--- START OF PROVIDED DATA ---

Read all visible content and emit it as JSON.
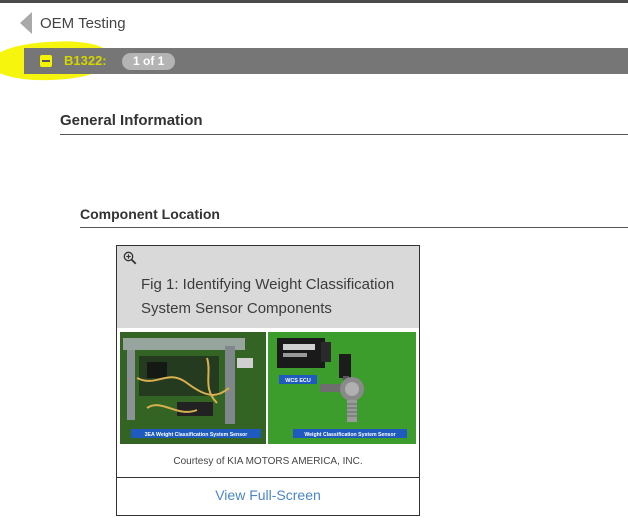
{
  "nav": {
    "back_label": "OEM Testing"
  },
  "code_bar": {
    "code": "B1322:",
    "pager": "1 of 1"
  },
  "sections": {
    "general": "General Information",
    "component": "Component Location"
  },
  "figure": {
    "title": "Fig 1: Identifying Weight Classification System Sensor Components",
    "left_label": "3EA Weight Classification System Sensor",
    "ecu_label": "WCS ECU",
    "right_label": "Weight Classification System Sensor",
    "credit": "Courtesy of KIA MOTORS AMERICA, INC.",
    "view_full_screen": "View Full-Screen"
  },
  "colors": {
    "highlight": "#f4f400",
    "bar": "#767676",
    "link": "#4a86c5"
  }
}
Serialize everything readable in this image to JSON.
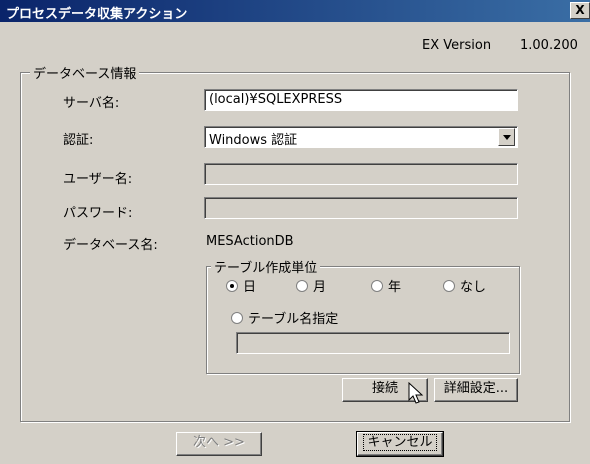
{
  "window": {
    "title": "プロセスデータ収集アクション",
    "close_label": "X"
  },
  "version": {
    "edition": "EX Version",
    "number": "1.00.200"
  },
  "db_group": {
    "title": "データベース情報"
  },
  "fields": {
    "server_label": "サーバ名:",
    "server_value": "(local)¥SQLEXPRESS",
    "auth_label": "認証:",
    "auth_value": "Windows 認証",
    "user_label": "ユーザー名:",
    "password_label": "パスワード:",
    "dbname_label": "データベース名:",
    "dbname_value": "MESActionDB"
  },
  "table_group": {
    "title": "テーブル作成単位",
    "options": [
      "日",
      "月",
      "年",
      "なし"
    ],
    "selected": "日",
    "custom_label": "テーブル名指定"
  },
  "buttons": {
    "connect": "接続",
    "advanced": "詳細設定...",
    "next": "次へ >>",
    "cancel": "キャンセル"
  },
  "icons": {
    "cursor": "mouse-pointer-icon",
    "dropdown": "chevron-down-icon"
  }
}
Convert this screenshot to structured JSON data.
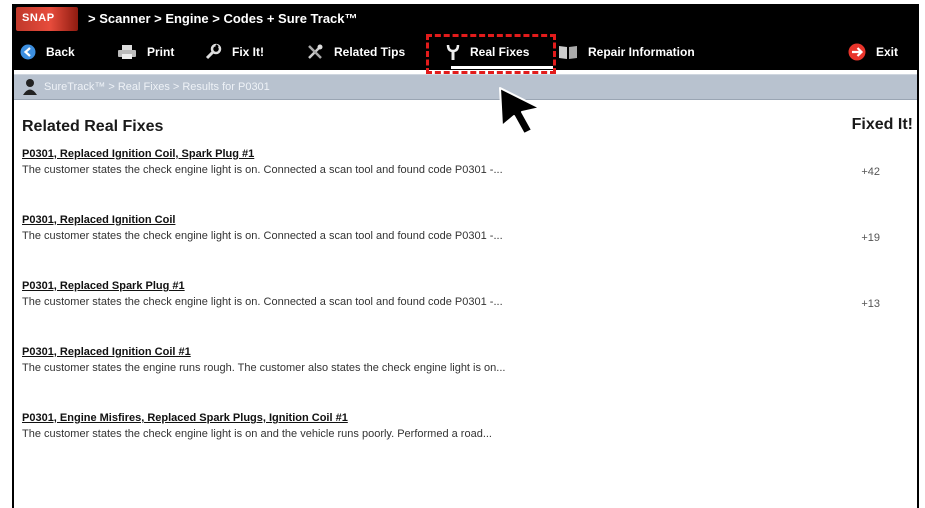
{
  "titlebar": {
    "logo_text": "SNAP",
    "path": "> Scanner  > Engine  > Codes + Sure Track™"
  },
  "toolbar": {
    "back": "Back",
    "print": "Print",
    "fixit": "Fix It!",
    "related_tips": "Related Tips",
    "real_fixes": "Real Fixes",
    "repair_info": "Repair Information",
    "exit": "Exit"
  },
  "navbar": {
    "crumb": "SureTrack™  > Real Fixes > Results for P0301"
  },
  "main": {
    "heading": "Related Real Fixes",
    "fixed_it_header": "Fixed It!",
    "entries": [
      {
        "title": "P0301, Replaced Ignition Coil, Spark Plug #1",
        "desc": "The customer states the check engine light is on. Connected a scan tool and found code P0301 -...",
        "count": "+42"
      },
      {
        "title": "P0301, Replaced Ignition Coil",
        "desc": "The customer states the check engine light is on. Connected a scan tool and found code P0301 -...",
        "count": "+19"
      },
      {
        "title": "P0301, Replaced Spark Plug #1",
        "desc": "The customer states the check engine light is on. Connected a scan tool and found code P0301 -...",
        "count": "+13"
      },
      {
        "title": "P0301, Replaced Ignition Coil #1",
        "desc": "The customer states the engine runs rough. The customer also states the check engine light is on...",
        "count": ""
      },
      {
        "title": "P0301, Engine Misfires, Replaced Spark Plugs, Ignition Coil #1",
        "desc": "The customer states the check engine light is on and the vehicle runs poorly. Performed a road...",
        "count": ""
      }
    ]
  },
  "colors": {
    "highlight": "#e21b1b",
    "navbar": "#b8c2cf",
    "exit_icon": "#e8342b"
  }
}
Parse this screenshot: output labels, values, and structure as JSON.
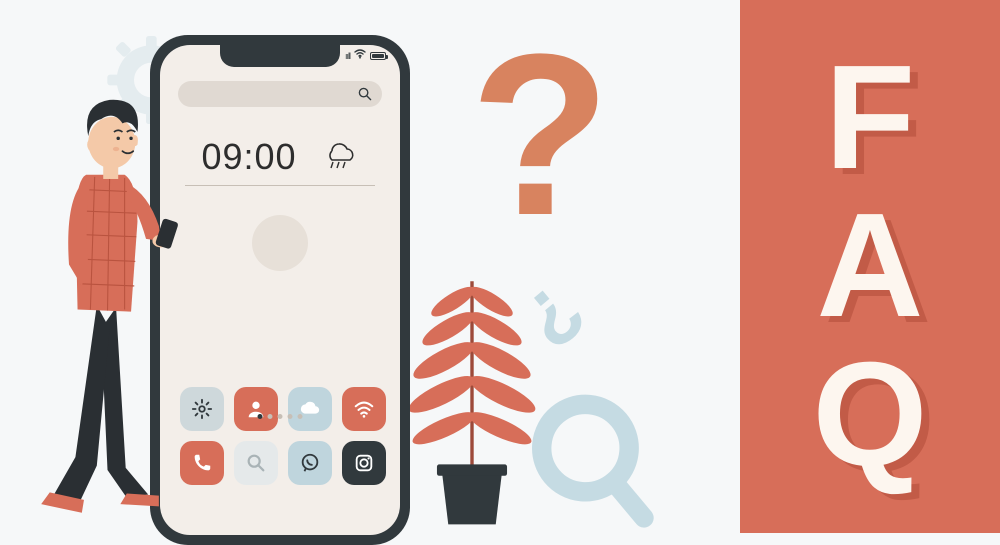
{
  "faq": {
    "f": "F",
    "a": "A",
    "q": "Q"
  },
  "big_question": "?",
  "small_question": "?",
  "phone": {
    "time": "09:00",
    "signal": "ııll",
    "search_placeholder": "",
    "apps": {
      "row1": [
        "settings-icon",
        "user-icon",
        "cloud-icon",
        "wifi-icon"
      ],
      "row2": [
        "phone-icon",
        "search-icon",
        "whatsapp-icon",
        "instagram-icon"
      ]
    }
  },
  "colors": {
    "coral": "#d76e59",
    "pale": "#c5dbe3",
    "bg": "#f6f8f9"
  }
}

--- END OF PROVIDED DATA ---

In the material above, find each line that contains the word "Replaced", and select it.

        "title": "P0301, Replaced Ignition Coil, Spark Plug #1",
        "title": "P0301, Replaced Ignition Coil",
        "title": "P0301, Replaced Spark Plug #1",
        "title": "P0301, Replaced Ignition Coil #1",
        "title": "P0301, Engine Misfires, Replaced Spark Plugs, Ignition Coil #1",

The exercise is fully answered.